Dataset records |
----------
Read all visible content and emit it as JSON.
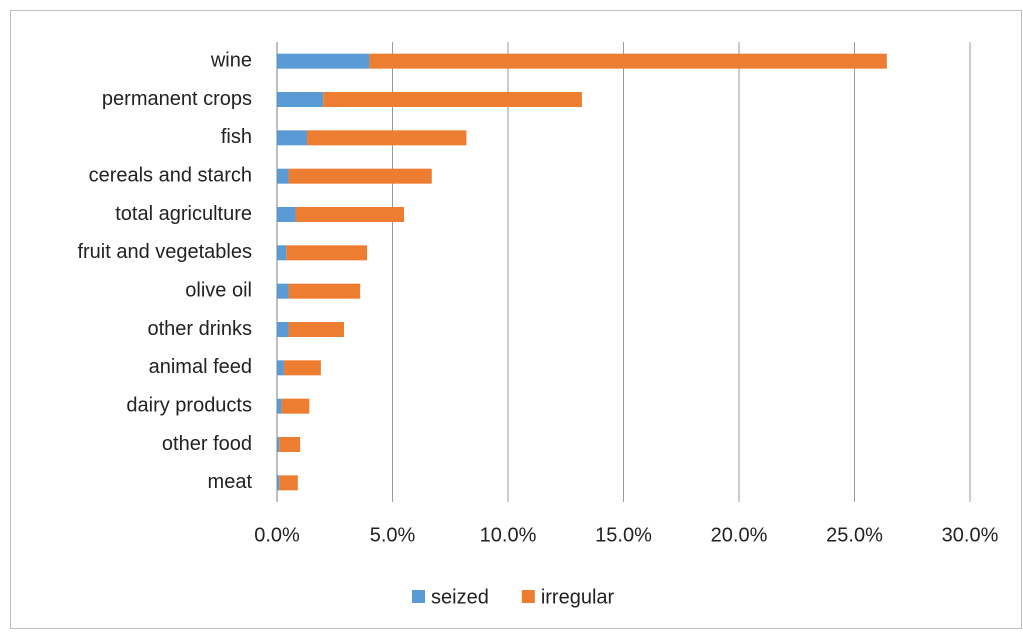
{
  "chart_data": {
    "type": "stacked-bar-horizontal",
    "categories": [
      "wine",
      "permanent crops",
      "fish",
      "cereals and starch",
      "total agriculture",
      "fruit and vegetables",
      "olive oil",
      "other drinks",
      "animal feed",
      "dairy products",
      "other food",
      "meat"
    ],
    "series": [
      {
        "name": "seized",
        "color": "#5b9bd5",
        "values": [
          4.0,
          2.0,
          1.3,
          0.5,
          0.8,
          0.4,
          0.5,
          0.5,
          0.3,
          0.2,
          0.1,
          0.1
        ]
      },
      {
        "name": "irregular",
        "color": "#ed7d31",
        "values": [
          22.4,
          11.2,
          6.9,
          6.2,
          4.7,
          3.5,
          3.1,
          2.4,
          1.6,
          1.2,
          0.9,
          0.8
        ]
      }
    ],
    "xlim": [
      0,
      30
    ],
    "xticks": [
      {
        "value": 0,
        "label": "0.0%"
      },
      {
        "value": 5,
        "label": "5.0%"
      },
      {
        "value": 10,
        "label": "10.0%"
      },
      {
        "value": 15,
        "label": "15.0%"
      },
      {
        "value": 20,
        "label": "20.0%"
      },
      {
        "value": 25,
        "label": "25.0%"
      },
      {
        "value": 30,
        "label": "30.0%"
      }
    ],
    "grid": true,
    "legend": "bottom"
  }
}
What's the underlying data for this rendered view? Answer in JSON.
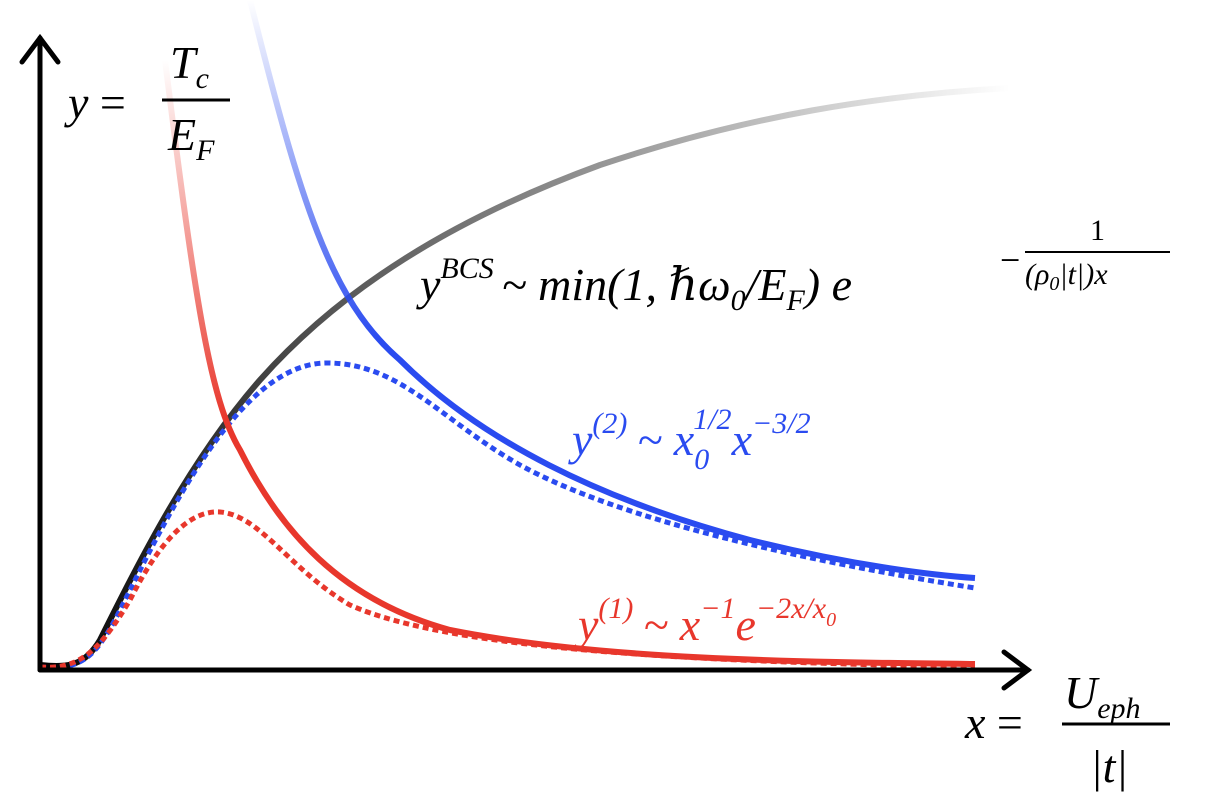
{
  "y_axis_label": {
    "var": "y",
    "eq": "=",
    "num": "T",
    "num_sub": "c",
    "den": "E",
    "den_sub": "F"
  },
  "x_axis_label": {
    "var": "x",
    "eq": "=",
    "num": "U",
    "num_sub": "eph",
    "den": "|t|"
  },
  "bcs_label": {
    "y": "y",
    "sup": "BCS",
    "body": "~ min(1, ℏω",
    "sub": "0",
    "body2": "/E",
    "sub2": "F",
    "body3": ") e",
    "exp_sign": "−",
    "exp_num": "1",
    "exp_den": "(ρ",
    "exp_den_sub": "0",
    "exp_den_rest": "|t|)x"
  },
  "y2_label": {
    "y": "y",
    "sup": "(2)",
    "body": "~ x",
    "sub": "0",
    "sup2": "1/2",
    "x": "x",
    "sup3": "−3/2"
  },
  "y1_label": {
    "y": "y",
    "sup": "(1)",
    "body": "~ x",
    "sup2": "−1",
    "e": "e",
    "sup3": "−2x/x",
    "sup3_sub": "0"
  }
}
----------
The problem | Track down the lines that include the word "JSON" and copy them.

Completed task |
Read all visible content and emit it as JSON.
What's the underlying data for this rendered view? Answer in JSON.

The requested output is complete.